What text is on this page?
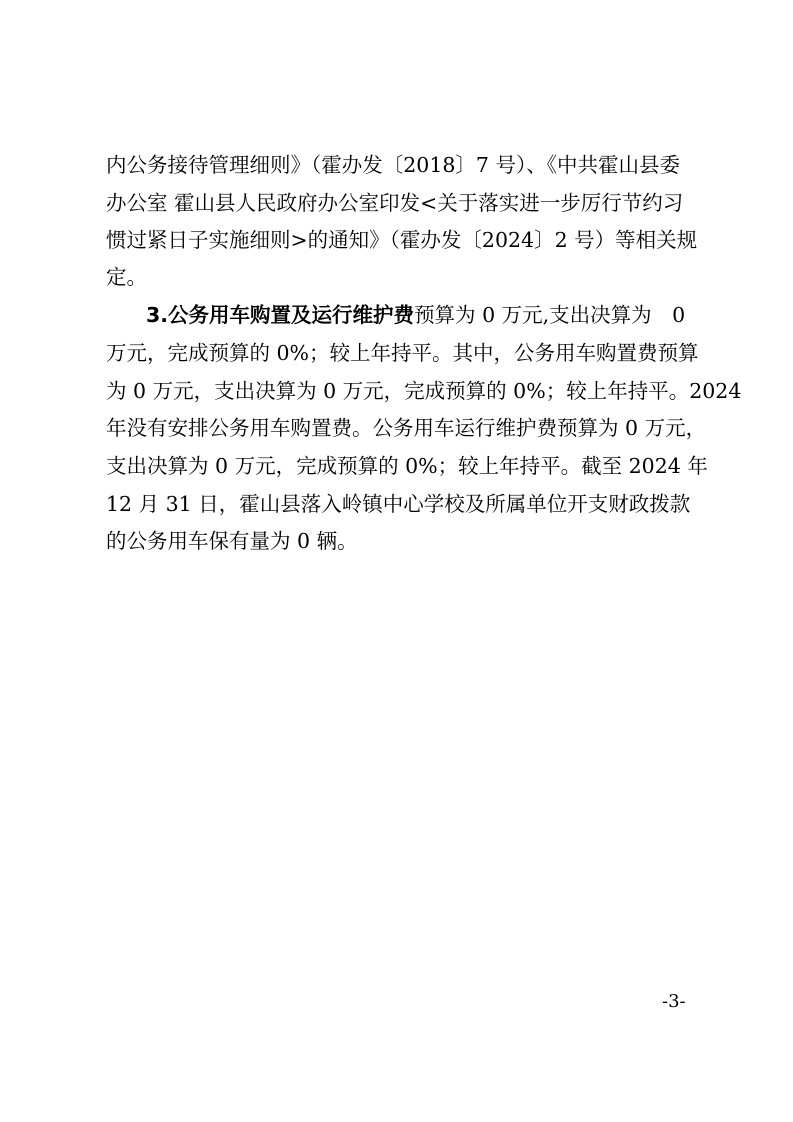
内公务接待管理细则》（霍办发〔2018〕7 号）、《中共霍山县委
办公室 霍山县人民政府办公室印发<关于落实进一步厉行节约习
惯过紧日子实施细则>的通知》（霍办发〔2024〕2 号）等相关规
定。
3.公务用车购置及运行维护费预算为 0 万元,支出决算为　0
万元，完成预算的 0%；较上年持平。其中，公务用车购置费预算
为 0 万元，支出决算为 0 万元，完成预算的 0%；较上年持平。2024
年没有安排公务用车购置费。公务用车运行维护费预算为 0 万元，
支出决算为 0 万元，完成预算的 0%；较上年持平。截至 2024 年
12 月 31 日，霍山县落入岭镇中心学校及所属单位开支财政拨款
的公务用车保有量为 0 辆。
-3-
● ● ● ● ●
Aim — Restate the whole listing above exactly, please, omitting every image.

Full output —
What text is on this page?
内公务接待管理细则》（霍办发〔2018〕7 号）、《中共霍山县委
办公室 霍山县人民政府办公室印发<关于落实进一步厉行节约习
惯过紧日子实施细则>的通知》（霍办发〔2024〕2 号）等相关规
定。
3.公务用车购置及运行维护费预算为 0 万元,支出决算为　0
万元，完成预算的 0%；较上年持平。其中，公务用车购置费预算
为 0 万元，支出决算为 0 万元，完成预算的 0%；较上年持平。2024
年没有安排公务用车购置费。公务用车运行维护费预算为 0 万元，
支出决算为 0 万元，完成预算的 0%；较上年持平。截至 2024 年
12 月 31 日，霍山县落入岭镇中心学校及所属单位开支财政拨款
的公务用车保有量为 0 辆。
-3-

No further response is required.